= INSTRUCTIONS FOR THE TASK =
Can you output the material exactly as written, minus any pictures it holds?

(Data excerpts)
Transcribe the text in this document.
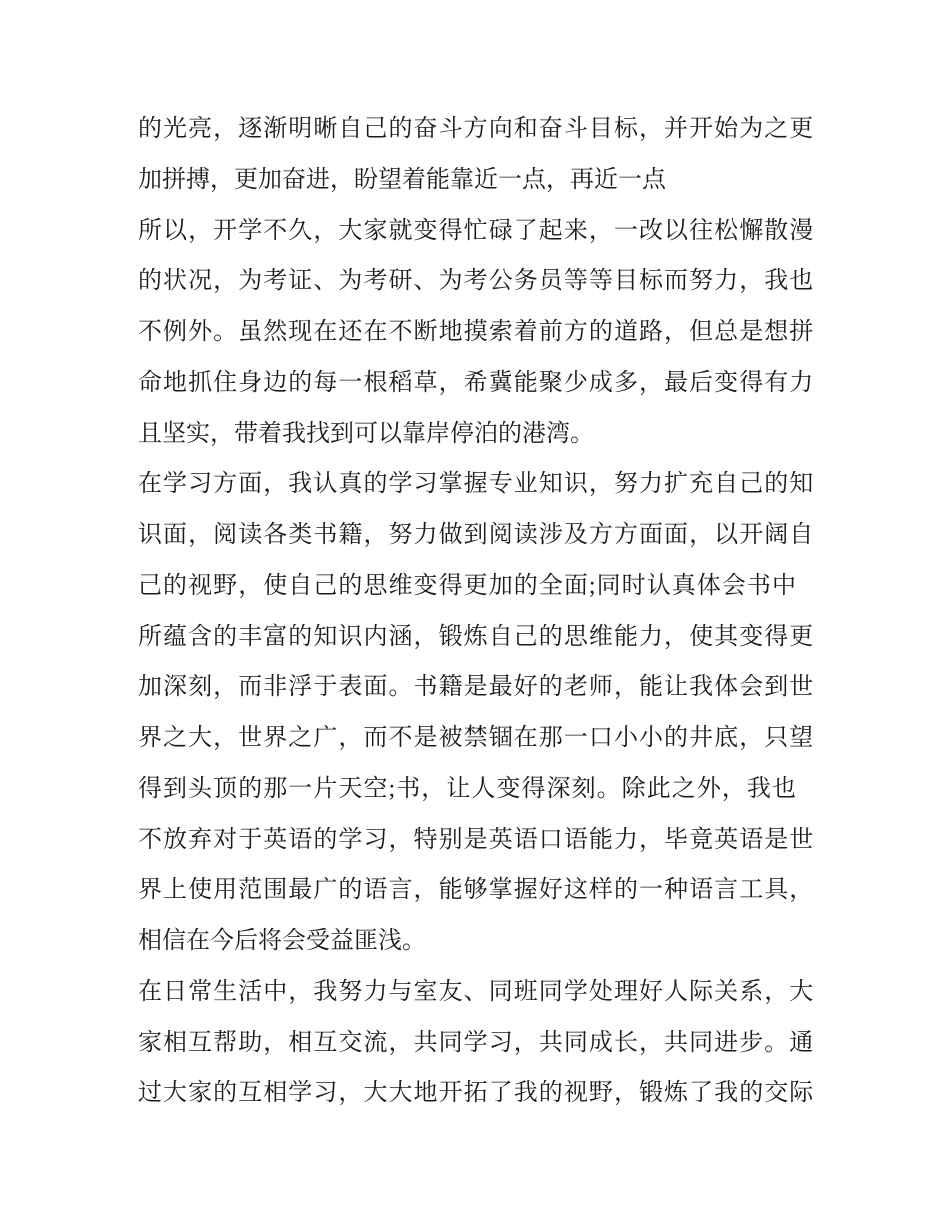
的光亮，逐渐明晰自己的奋斗方向和奋斗目标，并开始为之更
加拼搏，更加奋进，盼望着能靠近一点，再近一点
所以，开学不久，大家就变得忙碌了起来，一改以往松懈散漫
的状况，为考证、为考研、为考公务员等等目标而努力，我也
不例外。虽然现在还在不断地摸索着前方的道路，但总是想拼
命地抓住身边的每一根稻草，希冀能聚少成多，最后变得有力
且坚实，带着我找到可以靠岸停泊的港湾。
在学习方面，我认真的学习掌握专业知识，努力扩充自己的知
识面，阅读各类书籍，努力做到阅读涉及方方面面，以开阔自
己的视野，使自己的思维变得更加的全面;同时认真体会书中
所蕴含的丰富的知识内涵，锻炼自己的思维能力，使其变得更
加深刻，而非浮于表面。书籍是最好的老师，能让我体会到世
界之大，世界之广，而不是被禁锢在那一口小小的井底，只望
得到头顶的那一片天空;书，让人变得深刻。除此之外，我也
不放弃对于英语的学习，特别是英语口语能力，毕竟英语是世
界上使用范围最广的语言，能够掌握好这样的一种语言工具，
相信在今后将会受益匪浅。
在日常生活中，我努力与室友、同班同学处理好人际关系，大
家相互帮助，相互交流，共同学习，共同成长，共同进步。通
过大家的互相学习，大大地开拓了我的视野，锻炼了我的交际
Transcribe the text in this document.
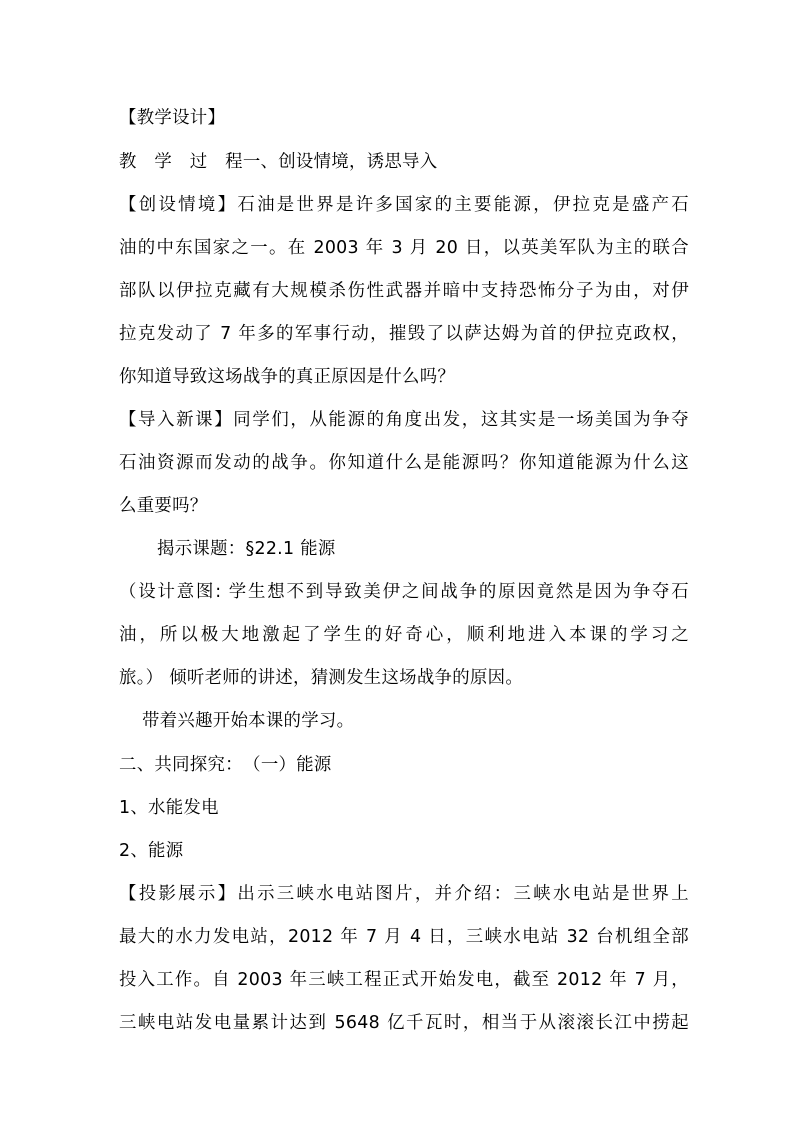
【教学设计】
教　学　过　程一、创设情境，诱思导入
【创设情境】石油是世界是许多国家的主要能源，伊拉克是盛产石
油的中东国家之一。在 2003 年 3 月 20 日，以英美军队为主的联合
部队以伊拉克藏有大规模杀伤性武器并暗中支持恐怖分子为由，对伊
拉克发动了 7 年多的军事行动，摧毁了以萨达姆为首的伊拉克政权，
你知道导致这场战争的真正原因是什么吗？
【导入新课】同学们，从能源的角度出发，这其实是一场美国为争夺
石油资源而发动的战争。你知道什么是能源吗？你知道能源为什么这
么重要吗？
揭示课题：§22.1 能源
（设计意图: 学生想不到导致美伊之间战争的原因竟然是因为争夺石
油，所以极大地激起了学生的好奇心，顺利地进入本课的学习之
旅。） 倾听老师的讲述，猜测发生这场战争的原因。
带着兴趣开始本课的学习。
二、共同探究：　（一）能源
1、水能发电
2、能源
【投影展示】出示三峡水电站图片，并介绍：三峡水电站是世界上
最大的水力发电站，2012 年 7 月 4 日，三峡水电站 32 台机组全部
投入工作。自 2003 年三峡工程正式开始发电，截至 2012 年 7 月，
三峡电站发电量累计达到 5648 亿千瓦时，相当于从滚滚长江中捞起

= ANSWER TO THE TASK =
Transcribe the text in this document.
的光亮，逐渐明晰自己的奋斗方向和奋斗目标，并开始为之更
加拼搏，更加奋进，盼望着能靠近一点，再近一点
所以，开学不久，大家就变得忙碌了起来，一改以往松懈散漫
的状况，为考证、为考研、为考公务员等等目标而努力，我也
不例外。虽然现在还在不断地摸索着前方的道路，但总是想拼
命地抓住身边的每一根稻草，希冀能聚少成多，最后变得有力
且坚实，带着我找到可以靠岸停泊的港湾。
在学习方面，我认真的学习掌握专业知识，努力扩充自己的知
识面，阅读各类书籍，努力做到阅读涉及方方面面，以开阔自
己的视野，使自己的思维变得更加的全面;同时认真体会书中
所蕴含的丰富的知识内涵，锻炼自己的思维能力，使其变得更
加深刻，而非浮于表面。书籍是最好的老师，能让我体会到世
界之大，世界之广，而不是被禁锢在那一口小小的井底，只望
得到头顶的那一片天空;书，让人变得深刻。除此之外，我也
不放弃对于英语的学习，特别是英语口语能力，毕竟英语是世
界上使用范围最广的语言，能够掌握好这样的一种语言工具，
相信在今后将会受益匪浅。
在日常生活中，我努力与室友、同班同学处理好人际关系，大
家相互帮助，相互交流，共同学习，共同成长，共同进步。通
过大家的互相学习，大大地开拓了我的视野，锻炼了我的交际
Transcribe the text in this document.
【教学设计】
教　学　过　程一、创设情境，诱思导入
【创设情境】石油是世界是许多国家的主要能源，伊拉克是盛产石
油的中东国家之一。在 2003 年 3 月 20 日，以英美军队为主的联合
部队以伊拉克藏有大规模杀伤性武器并暗中支持恐怖分子为由，对伊
拉克发动了 7 年多的军事行动，摧毁了以萨达姆为首的伊拉克政权，
你知道导致这场战争的真正原因是什么吗？
【导入新课】同学们，从能源的角度出发，这其实是一场美国为争夺
石油资源而发动的战争。你知道什么是能源吗？你知道能源为什么这
么重要吗？
揭示课题：§22.1 能源
（设计意图: 学生想不到导致美伊之间战争的原因竟然是因为争夺石
油，所以极大地激起了学生的好奇心，顺利地进入本课的学习之
旅。） 倾听老师的讲述，猜测发生这场战争的原因。
带着兴趣开始本课的学习。
二、共同探究：　（一）能源
1、水能发电
2、能源
【投影展示】出示三峡水电站图片，并介绍：三峡水电站是世界上
最大的水力发电站，2012 年 7 月 4 日，三峡水电站 32 台机组全部
投入工作。自 2003 年三峡工程正式开始发电，截至 2012 年 7 月，
三峡电站发电量累计达到 5648 亿千瓦时，相当于从滚滚长江中捞起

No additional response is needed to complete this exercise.